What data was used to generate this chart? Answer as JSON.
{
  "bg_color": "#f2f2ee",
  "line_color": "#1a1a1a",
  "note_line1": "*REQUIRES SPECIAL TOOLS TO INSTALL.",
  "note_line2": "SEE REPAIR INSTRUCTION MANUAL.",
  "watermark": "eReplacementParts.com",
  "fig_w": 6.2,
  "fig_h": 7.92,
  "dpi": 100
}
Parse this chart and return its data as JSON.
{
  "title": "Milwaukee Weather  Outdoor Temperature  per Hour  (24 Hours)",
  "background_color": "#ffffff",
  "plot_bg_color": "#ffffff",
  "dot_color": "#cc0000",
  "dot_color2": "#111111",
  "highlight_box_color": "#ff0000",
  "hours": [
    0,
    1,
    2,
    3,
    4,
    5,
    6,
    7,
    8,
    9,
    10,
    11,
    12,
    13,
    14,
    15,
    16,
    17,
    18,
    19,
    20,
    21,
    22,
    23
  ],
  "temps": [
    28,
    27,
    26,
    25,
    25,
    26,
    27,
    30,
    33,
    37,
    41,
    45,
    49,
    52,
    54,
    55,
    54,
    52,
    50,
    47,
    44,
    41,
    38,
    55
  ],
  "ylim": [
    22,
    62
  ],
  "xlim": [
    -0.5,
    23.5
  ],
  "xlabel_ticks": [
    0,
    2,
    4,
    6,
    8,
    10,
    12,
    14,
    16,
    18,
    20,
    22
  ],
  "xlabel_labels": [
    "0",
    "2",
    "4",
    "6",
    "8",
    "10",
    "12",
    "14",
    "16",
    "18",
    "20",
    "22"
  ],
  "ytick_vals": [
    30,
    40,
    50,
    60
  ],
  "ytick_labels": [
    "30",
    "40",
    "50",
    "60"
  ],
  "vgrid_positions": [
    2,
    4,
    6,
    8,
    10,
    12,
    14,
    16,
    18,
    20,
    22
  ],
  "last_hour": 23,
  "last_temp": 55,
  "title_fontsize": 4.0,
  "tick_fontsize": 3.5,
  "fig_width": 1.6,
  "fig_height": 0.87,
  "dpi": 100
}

**STATED EXERCISE**
Repeat the lines above exactly.

**TASK RESPONSE**
What data was used to generate this chart? Answer as JSON.
{
  "bg_color": "#f2f2ee",
  "line_color": "#1a1a1a",
  "note_line1": "*REQUIRES SPECIAL TOOLS TO INSTALL.",
  "note_line2": "SEE REPAIR INSTRUCTION MANUAL.",
  "watermark": "eReplacementParts.com",
  "fig_w": 6.2,
  "fig_h": 7.92,
  "dpi": 100
}
Parse this chart and return its data as JSON.
{
  "title": "Milwaukee Weather  Outdoor Temperature  per Hour  (24 Hours)",
  "background_color": "#ffffff",
  "plot_bg_color": "#ffffff",
  "dot_color": "#cc0000",
  "dot_color2": "#111111",
  "highlight_box_color": "#ff0000",
  "hours": [
    0,
    1,
    2,
    3,
    4,
    5,
    6,
    7,
    8,
    9,
    10,
    11,
    12,
    13,
    14,
    15,
    16,
    17,
    18,
    19,
    20,
    21,
    22,
    23
  ],
  "temps": [
    28,
    27,
    26,
    25,
    25,
    26,
    27,
    30,
    33,
    37,
    41,
    45,
    49,
    52,
    54,
    55,
    54,
    52,
    50,
    47,
    44,
    41,
    38,
    55
  ],
  "ylim": [
    22,
    62
  ],
  "xlim": [
    -0.5,
    23.5
  ],
  "xlabel_ticks": [
    0,
    2,
    4,
    6,
    8,
    10,
    12,
    14,
    16,
    18,
    20,
    22
  ],
  "xlabel_labels": [
    "0",
    "2",
    "4",
    "6",
    "8",
    "10",
    "12",
    "14",
    "16",
    "18",
    "20",
    "22"
  ],
  "ytick_vals": [
    30,
    40,
    50,
    60
  ],
  "ytick_labels": [
    "30",
    "40",
    "50",
    "60"
  ],
  "vgrid_positions": [
    2,
    4,
    6,
    8,
    10,
    12,
    14,
    16,
    18,
    20,
    22
  ],
  "last_hour": 23,
  "last_temp": 55,
  "title_fontsize": 4.0,
  "tick_fontsize": 3.5,
  "fig_width": 1.6,
  "fig_height": 0.87,
  "dpi": 100
}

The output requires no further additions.